> _What the task requires_
Print the data exactly, leaving nothing out.

_ _ _

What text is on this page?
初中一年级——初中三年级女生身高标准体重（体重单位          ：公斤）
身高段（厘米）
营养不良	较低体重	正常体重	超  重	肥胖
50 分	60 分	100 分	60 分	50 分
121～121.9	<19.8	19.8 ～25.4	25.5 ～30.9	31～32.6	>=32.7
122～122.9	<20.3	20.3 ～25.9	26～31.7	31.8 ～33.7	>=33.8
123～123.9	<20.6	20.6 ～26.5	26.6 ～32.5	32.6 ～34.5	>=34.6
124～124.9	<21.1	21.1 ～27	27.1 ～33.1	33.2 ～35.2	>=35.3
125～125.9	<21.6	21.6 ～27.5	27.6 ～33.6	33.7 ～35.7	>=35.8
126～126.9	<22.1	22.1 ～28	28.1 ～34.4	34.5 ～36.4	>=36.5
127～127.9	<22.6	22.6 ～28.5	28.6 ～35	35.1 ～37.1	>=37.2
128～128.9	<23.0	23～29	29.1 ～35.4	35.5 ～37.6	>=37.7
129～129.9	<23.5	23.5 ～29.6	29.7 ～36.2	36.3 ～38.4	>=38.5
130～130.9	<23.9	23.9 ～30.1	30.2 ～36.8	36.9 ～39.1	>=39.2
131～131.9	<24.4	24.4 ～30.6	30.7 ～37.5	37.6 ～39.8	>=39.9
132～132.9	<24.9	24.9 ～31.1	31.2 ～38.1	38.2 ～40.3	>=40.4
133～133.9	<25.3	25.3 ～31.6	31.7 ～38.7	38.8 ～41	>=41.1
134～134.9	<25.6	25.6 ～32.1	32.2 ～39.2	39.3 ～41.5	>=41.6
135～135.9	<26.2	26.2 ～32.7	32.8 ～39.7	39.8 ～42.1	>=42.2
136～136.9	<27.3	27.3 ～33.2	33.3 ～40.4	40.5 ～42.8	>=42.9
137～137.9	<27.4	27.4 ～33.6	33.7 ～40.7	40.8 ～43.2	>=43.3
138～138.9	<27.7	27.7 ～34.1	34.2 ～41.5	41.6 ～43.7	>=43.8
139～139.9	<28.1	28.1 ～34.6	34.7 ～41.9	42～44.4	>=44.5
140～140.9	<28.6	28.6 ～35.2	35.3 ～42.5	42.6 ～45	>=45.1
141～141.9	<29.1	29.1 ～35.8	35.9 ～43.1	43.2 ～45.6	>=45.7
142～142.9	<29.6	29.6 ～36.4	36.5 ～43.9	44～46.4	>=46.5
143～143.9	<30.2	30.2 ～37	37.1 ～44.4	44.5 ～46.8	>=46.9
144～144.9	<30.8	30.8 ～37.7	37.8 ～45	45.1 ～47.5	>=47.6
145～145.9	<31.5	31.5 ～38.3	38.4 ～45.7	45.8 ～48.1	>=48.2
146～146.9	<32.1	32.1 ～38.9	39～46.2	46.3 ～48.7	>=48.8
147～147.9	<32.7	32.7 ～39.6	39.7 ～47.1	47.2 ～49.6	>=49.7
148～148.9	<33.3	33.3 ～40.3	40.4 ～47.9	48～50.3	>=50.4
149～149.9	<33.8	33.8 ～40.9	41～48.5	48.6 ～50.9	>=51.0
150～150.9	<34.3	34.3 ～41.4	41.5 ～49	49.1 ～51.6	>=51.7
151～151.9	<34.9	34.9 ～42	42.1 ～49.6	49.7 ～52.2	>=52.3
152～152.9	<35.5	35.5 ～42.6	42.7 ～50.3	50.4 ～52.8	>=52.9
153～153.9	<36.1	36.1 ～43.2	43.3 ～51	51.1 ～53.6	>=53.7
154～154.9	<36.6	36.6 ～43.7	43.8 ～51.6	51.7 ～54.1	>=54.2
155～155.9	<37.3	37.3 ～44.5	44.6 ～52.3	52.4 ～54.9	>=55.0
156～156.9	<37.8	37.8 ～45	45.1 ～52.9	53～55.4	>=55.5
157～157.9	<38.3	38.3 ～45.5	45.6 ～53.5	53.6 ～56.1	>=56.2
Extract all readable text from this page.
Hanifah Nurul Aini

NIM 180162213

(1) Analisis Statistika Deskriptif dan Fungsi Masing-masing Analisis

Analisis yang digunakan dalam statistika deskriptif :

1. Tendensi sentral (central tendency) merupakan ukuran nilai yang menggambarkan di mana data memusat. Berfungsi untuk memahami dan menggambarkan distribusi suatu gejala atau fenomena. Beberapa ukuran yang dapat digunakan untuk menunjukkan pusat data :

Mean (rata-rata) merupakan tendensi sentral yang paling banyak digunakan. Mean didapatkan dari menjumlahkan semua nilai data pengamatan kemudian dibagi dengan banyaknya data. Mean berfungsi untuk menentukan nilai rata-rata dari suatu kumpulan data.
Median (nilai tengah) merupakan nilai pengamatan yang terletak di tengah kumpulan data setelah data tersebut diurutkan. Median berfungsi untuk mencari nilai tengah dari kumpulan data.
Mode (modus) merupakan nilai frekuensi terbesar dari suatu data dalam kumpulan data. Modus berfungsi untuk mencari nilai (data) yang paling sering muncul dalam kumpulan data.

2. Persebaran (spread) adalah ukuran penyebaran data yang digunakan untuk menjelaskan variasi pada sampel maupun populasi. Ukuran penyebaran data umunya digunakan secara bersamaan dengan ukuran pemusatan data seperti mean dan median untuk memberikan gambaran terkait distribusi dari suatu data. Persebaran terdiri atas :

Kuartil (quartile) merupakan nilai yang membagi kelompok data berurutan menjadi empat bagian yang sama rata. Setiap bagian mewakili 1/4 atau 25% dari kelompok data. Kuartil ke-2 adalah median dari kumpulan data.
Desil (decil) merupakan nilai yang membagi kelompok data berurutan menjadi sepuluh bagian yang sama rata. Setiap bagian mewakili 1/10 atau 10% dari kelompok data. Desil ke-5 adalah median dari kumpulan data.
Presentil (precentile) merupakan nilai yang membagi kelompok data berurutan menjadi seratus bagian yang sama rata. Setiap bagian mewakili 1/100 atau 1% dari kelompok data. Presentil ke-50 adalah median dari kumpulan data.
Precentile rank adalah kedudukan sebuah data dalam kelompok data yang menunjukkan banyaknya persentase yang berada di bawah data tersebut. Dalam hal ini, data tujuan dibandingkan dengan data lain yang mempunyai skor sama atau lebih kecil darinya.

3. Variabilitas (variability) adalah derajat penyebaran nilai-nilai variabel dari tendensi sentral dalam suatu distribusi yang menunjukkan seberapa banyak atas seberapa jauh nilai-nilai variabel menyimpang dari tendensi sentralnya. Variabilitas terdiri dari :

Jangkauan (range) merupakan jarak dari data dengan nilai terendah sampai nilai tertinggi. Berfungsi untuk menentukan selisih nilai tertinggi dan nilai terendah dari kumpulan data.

_ _ _

> _The result_
What text is on this page?
初中一年级——初中三年级女生身高标准体重（体重单位          ：公斤）
身高段（厘米）
营养不良	较低体重	正常体重	超  重	肥胖
50 分	60 分	100 分	60 分	50 分
121～121.9	<19.8	19.8 ～25.4	25.5 ～30.9	31～32.6	>=32.7
122～122.9	<20.3	20.3 ～25.9	26～31.7	31.8 ～33.7	>=33.8
123～123.9	<20.6	20.6 ～26.5	26.6 ～32.5	32.6 ～34.5	>=34.6
124～124.9	<21.1	21.1 ～27	27.1 ～33.1	33.2 ～35.2	>=35.3
125～125.9	<21.6	21.6 ～27.5	27.6 ～33.6	33.7 ～35.7	>=35.8
126～126.9	<22.1	22.1 ～28	28.1 ～34.4	34.5 ～36.4	>=36.5
127～127.9	<22.6	22.6 ～28.5	28.6 ～35	35.1 ～37.1	>=37.2
128～128.9	<23.0	23～29	29.1 ～35.4	35.5 ～37.6	>=37.7
129～129.9	<23.5	23.5 ～29.6	29.7 ～36.2	36.3 ～38.4	>=38.5
130～130.9	<23.9	23.9 ～30.1	30.2 ～36.8	36.9 ～39.1	>=39.2
131～131.9	<24.4	24.4 ～30.6	30.7 ～37.5	37.6 ～39.8	>=39.9
132～132.9	<24.9	24.9 ～31.1	31.2 ～38.1	38.2 ～40.3	>=40.4
133～133.9	<25.3	25.3 ～31.6	31.7 ～38.7	38.8 ～41	>=41.1
134～134.9	<25.6	25.6 ～32.1	32.2 ～39.2	39.3 ～41.5	>=41.6
135～135.9	<26.2	26.2 ～32.7	32.8 ～39.7	39.8 ～42.1	>=42.2
136～136.9	<27.3	27.3 ～33.2	33.3 ～40.4	40.5 ～42.8	>=42.9
137～137.9	<27.4	27.4 ～33.6	33.7 ～40.7	40.8 ～43.2	>=43.3
138～138.9	<27.7	27.7 ～34.1	34.2 ～41.5	41.6 ～43.7	>=43.8
139～139.9	<28.1	28.1 ～34.6	34.7 ～41.9	42～44.4	>=44.5
140～140.9	<28.6	28.6 ～35.2	35.3 ～42.5	42.6 ～45	>=45.1
141～141.9	<29.1	29.1 ～35.8	35.9 ～43.1	43.2 ～45.6	>=45.7
142～142.9	<29.6	29.6 ～36.4	36.5 ～43.9	44～46.4	>=46.5
143～143.9	<30.2	30.2 ～37	37.1 ～44.4	44.5 ～46.8	>=46.9
144～144.9	<30.8	30.8 ～37.7	37.8 ～45	45.1 ～47.5	>=47.6
145～145.9	<31.5	31.5 ～38.3	38.4 ～45.7	45.8 ～48.1	>=48.2
146～146.9	<32.1	32.1 ～38.9	39～46.2	46.3 ～48.7	>=48.8
147～147.9	<32.7	32.7 ～39.6	39.7 ～47.1	47.2 ～49.6	>=49.7
148～148.9	<33.3	33.3 ～40.3	40.4 ～47.9	48～50.3	>=50.4
149～149.9	<33.8	33.8 ～40.9	41～48.5	48.6 ～50.9	>=51.0
150～150.9	<34.3	34.3 ～41.4	41.5 ～49	49.1 ～51.6	>=51.7
151～151.9	<34.9	34.9 ～42	42.1 ～49.6	49.7 ～52.2	>=52.3
152～152.9	<35.5	35.5 ～42.6	42.7 ～50.3	50.4 ～52.8	>=52.9
153～153.9	<36.1	36.1 ～43.2	43.3 ～51	51.1 ～53.6	>=53.7
154～154.9	<36.6	36.6 ～43.7	43.8 ～51.6	51.7 ～54.1	>=54.2
155～155.9	<37.3	37.3 ～44.5	44.6 ～52.3	52.4 ～54.9	>=55.0
156～156.9	<37.8	37.8 ～45	45.1 ～52.9	53～55.4	>=55.5
157～157.9	<38.3	38.3 ～45.5	45.6 ～53.5	53.6 ～56.1	>=56.2
Extract all readable text from this page.
Hanifah Nurul Aini

NIM 180162213

(1) Analisis Statistika Deskriptif dan Fungsi Masing-masing Analisis

Analisis yang digunakan dalam statistika deskriptif :

1. Tendensi sentral (central tendency) merupakan ukuran nilai yang menggambarkan di mana data memusat. Berfungsi untuk memahami dan menggambarkan distribusi suatu gejala atau fenomena. Beberapa ukuran yang dapat digunakan untuk menunjukkan pusat data :

Mean (rata-rata) merupakan tendensi sentral yang paling banyak digunakan. Mean didapatkan dari menjumlahkan semua nilai data pengamatan kemudian dibagi dengan banyaknya data. Mean berfungsi untuk menentukan nilai rata-rata dari suatu kumpulan data.
Median (nilai tengah) merupakan nilai pengamatan yang terletak di tengah kumpulan data setelah data tersebut diurutkan. Median berfungsi untuk mencari nilai tengah dari kumpulan data.
Mode (modus) merupakan nilai frekuensi terbesar dari suatu data dalam kumpulan data. Modus berfungsi untuk mencari nilai (data) yang paling sering muncul dalam kumpulan data.

2. Persebaran (spread) adalah ukuran penyebaran data yang digunakan untuk menjelaskan variasi pada sampel maupun populasi. Ukuran penyebaran data umunya digunakan secara bersamaan dengan ukuran pemusatan data seperti mean dan median untuk memberikan gambaran terkait distribusi dari suatu data. Persebaran terdiri atas :

Kuartil (quartile) merupakan nilai yang membagi kelompok data berurutan menjadi empat bagian yang sama rata. Setiap bagian mewakili 1/4 atau 25% dari kelompok data. Kuartil ke-2 adalah median dari kumpulan data.
Desil (decil) merupakan nilai yang membagi kelompok data berurutan menjadi sepuluh bagian yang sama rata. Setiap bagian mewakili 1/10 atau 10% dari kelompok data. Desil ke-5 adalah median dari kumpulan data.
Presentil (precentile) merupakan nilai yang membagi kelompok data berurutan menjadi seratus bagian yang sama rata. Setiap bagian mewakili 1/100 atau 1% dari kelompok data. Presentil ke-50 adalah median dari kumpulan data.
Precentile rank adalah kedudukan sebuah data dalam kelompok data yang menunjukkan banyaknya persentase yang berada di bawah data tersebut. Dalam hal ini, data tujuan dibandingkan dengan data lain yang mempunyai skor sama atau lebih kecil darinya.

3. Variabilitas (variability) adalah derajat penyebaran nilai-nilai variabel dari tendensi sentral dalam suatu distribusi yang menunjukkan seberapa banyak atas seberapa jauh nilai-nilai variabel menyimpang dari tendensi sentralnya. Variabilitas terdiri dari :

Jangkauan (range) merupakan jarak dari data dengan nilai terendah sampai nilai tertinggi. Berfungsi untuk menentukan selisih nilai tertinggi dan nilai terendah dari kumpulan data.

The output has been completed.